(SET PROBLEM): Each line that includes the word "does" counts once; give the total and nothing more.

Stored entries:
———

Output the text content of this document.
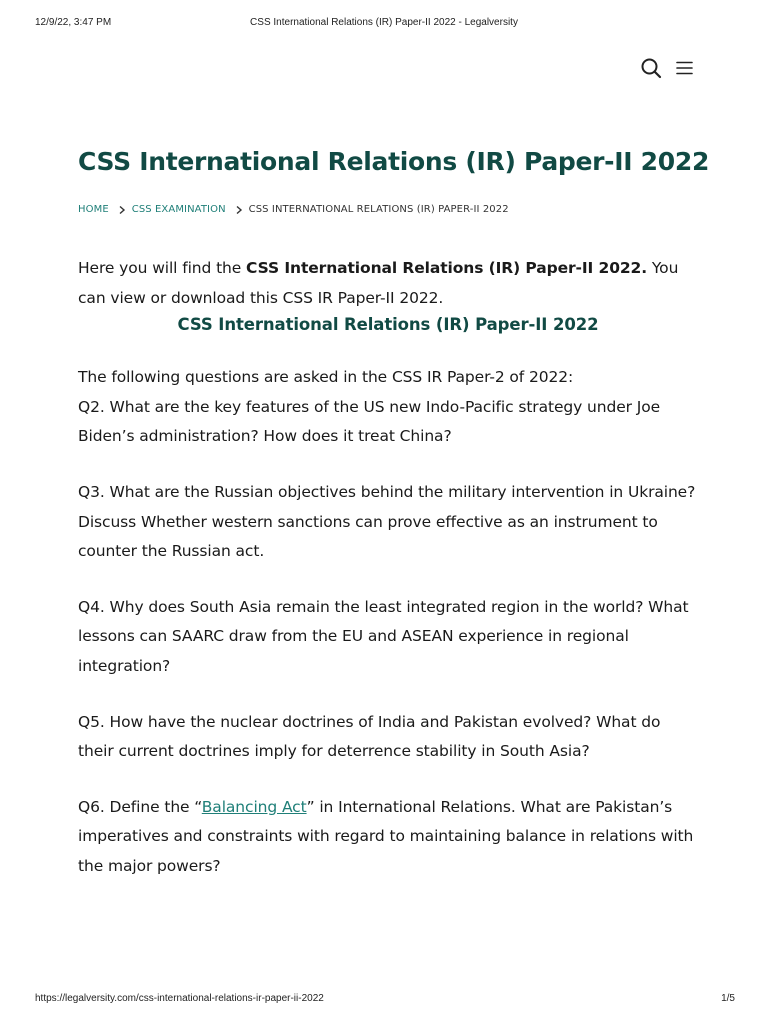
12/9/22, 3:47 PM	CSS International Relations (IR) Paper-II 2022 - Legalversity
CSS International Relations (IR) Paper-II 2022
HOME CSS EXAMINATION CSS INTERNATIONAL RELATIONS (IR) PAPER-II 2022

Here you will find the CSS International Relations (IR) Paper-II 2022. You can view or download this CSS IR Paper-II 2022.

CSS International Relations (IR) Paper-II 2022

The following questions are asked in the CSS IR Paper-2 of 2022:

Q2. What are the key features of the US new Indo-Pacific strategy under Joe Biden’s administration? How does it treat China?

Q3. What are the Russian objectives behind the military intervention in Ukraine? Discuss Whether western sanctions can prove effective as an instrument to counter the Russian act.

Q4. Why does South Asia remain the least integrated region in the world? What lessons can SAARC draw from the EU and ASEAN experience in regional integration?

Q5. How have the nuclear doctrines of India and Pakistan evolved? What do their current doctrines imply for deterrence stability in South Asia?

Q6. Define the “Balancing Act” in International Relations. What are Pakistan’s imperatives and constraints with regard to maintaining balance in relations with the major powers?

https://legalversity.com/css-international-relations-ir-paper-ii-2022	1/5
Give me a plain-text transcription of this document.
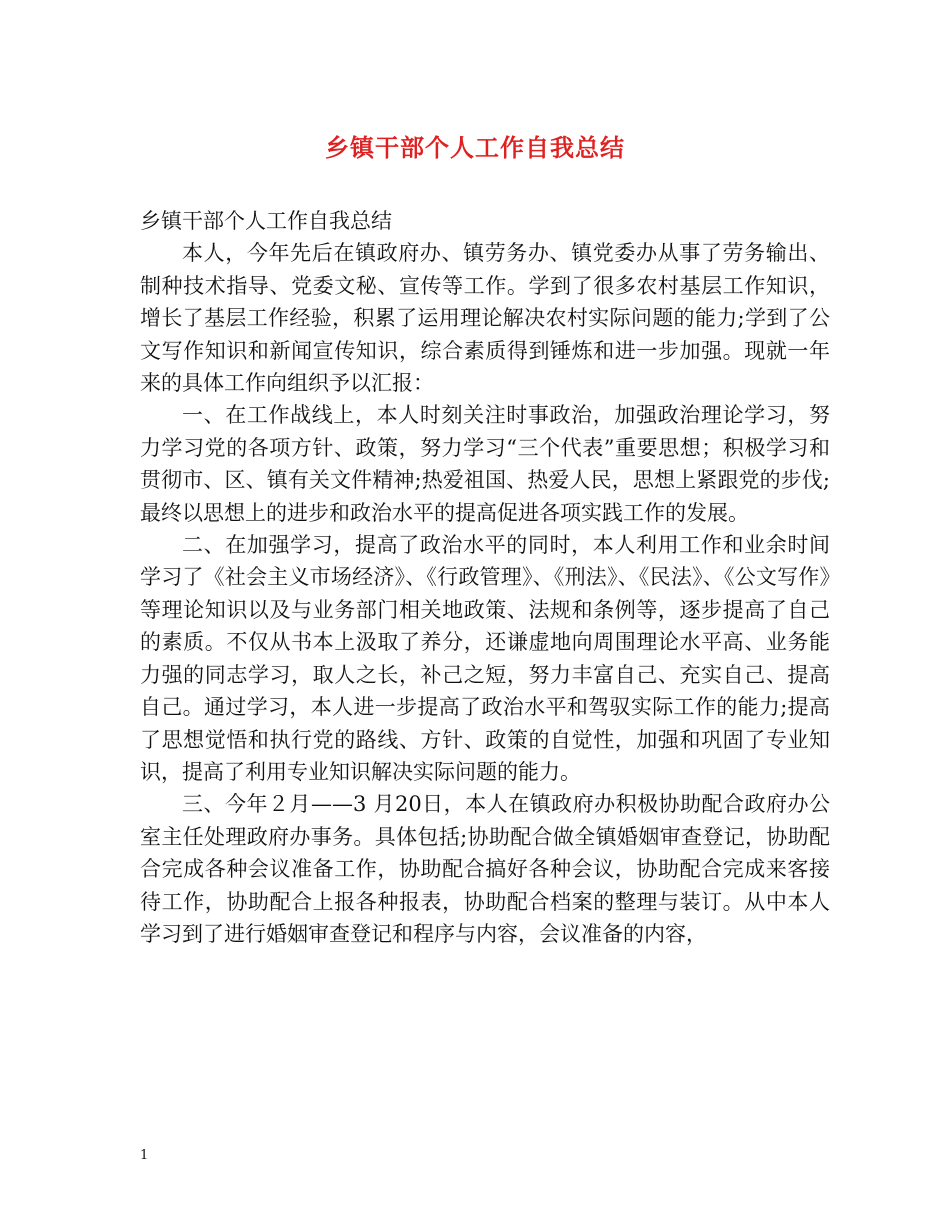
乡镇干部个人工作自我总结

乡镇干部个人工作自我总结

本人，今年先后在镇政府办、镇劳务办、镇党委办从事了劳务输出、制种技术指导、党委文秘、宣传等工作。学到了很多农村基层工作知识，增长了基层工作经验，积累了运用理论解决农村实际问题的能力;学到了公文写作知识和新闻宣传知识，综合素质得到锤炼和进一步加强。现就一年来的具体工作向组织予以汇报：

一、在工作战线上，本人时刻关注时事政治，加强政治理论学习，努力学习党的各项方针、政策，努力学习“三个代表”重要思想；积极学习和贯彻市、区、镇有关文件精神;热爱祖国、热爱人民，思想上紧跟党的步伐;最终以思想上的进步和政治水平的提高促进各项实践工作的发展。

二、在加强学习，提高了政治水平的同时，本人利用工作和业余时间学习了《社会主义市场经济》、《行政管理》、《刑法》、《民法》、《公文写作》等理论知识以及与业务部门相关地政策、法规和条例等，逐步提高了自己的素质。不仅从书本上汲取了养分，还谦虚地向周围理论水平高、业务能力强的同志学习，取人之长，补己之短，努力丰富自己、充实自己、提高自己。通过学习，本人进一步提高了政治水平和驾驭实际工作的能力;提高了思想觉悟和执行党的路线、方针、政策的自觉性，加强和巩固了专业知识，提高了利用专业知识解决实际问题的能力。

三、今年２月——3 月20日，本人在镇政府办积极协助配合政府办公室主任处理政府办事务。具体包括;协助配合做全镇婚姻审查登记，协助配合完成各种会议准备工作，协助配合搞好各种会议，协助配合完成来客接待工作，协助配合上报各种报表，协助配合档案的整理与装订。从中本人学习到了进行婚姻审查登记和程序与内容，会议准备的内容，

1
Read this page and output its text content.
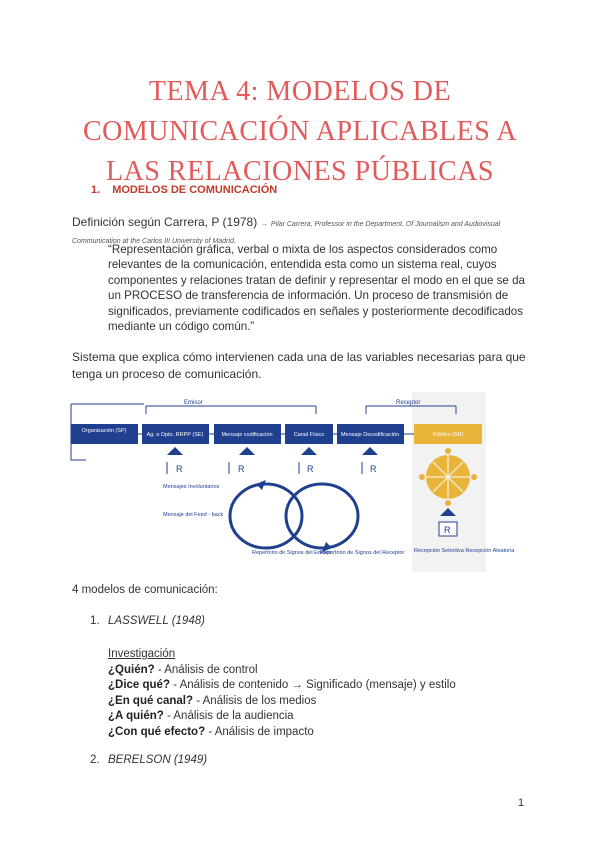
TEMA 4: MODELOS DE COMUNICACIÓN APLICABLES A LAS RELACIONES PÚBLICAS
1. MODELOS DE COMUNICACIÓN
Definición según Carrera, P (1978) → Pilar Carrera, Professor in the Department. Of Journalism and Audiovisual Communication at the Carlos III University of Madrid.
“Representación gráfica, verbal o mixta de los aspectos considerados como relevantes de la comunicación, entendida esta como un sistema real, cuyos componentes y relaciones tratan de definir y representar el modo en el que se da un PROCESO de transferencia de información. Un proceso de transmisión de significados, previamente codificados en señales y posteriormente decodificados mediante un código común.”
Sistema que explica cómo intervienen cada una de las variables necesarias para que tenga un proceso de comunicación.
Emisor	Receptor
Organización (SP)
Ag. o Dpto. RRPP (SE)	Mensaje codificación	Canal Físico	Mensaje Decodificación	Público (SR)
R	R	R	R
Mensajes Involuntarios
Mensaje del Feed - back
Repertorio de Signos del Emisor
Repertorio de Signos del Receptor
R
Recepción Selectiva Recepción Aleatoria
4 modelos de comunicación:
1. LASSWELL (1948)
Investigación
¿Quién? - Análisis de control
¿Dice qué? - Análisis de contenido → Significado (mensaje) y estilo
¿En qué canal? - Análisis de los medios
¿A quién? - Análisis de la audiencia
¿Con qué efecto? - Análisis de impacto
2. BERELSON (1949)
1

———

(FINISHED ANSWER): 2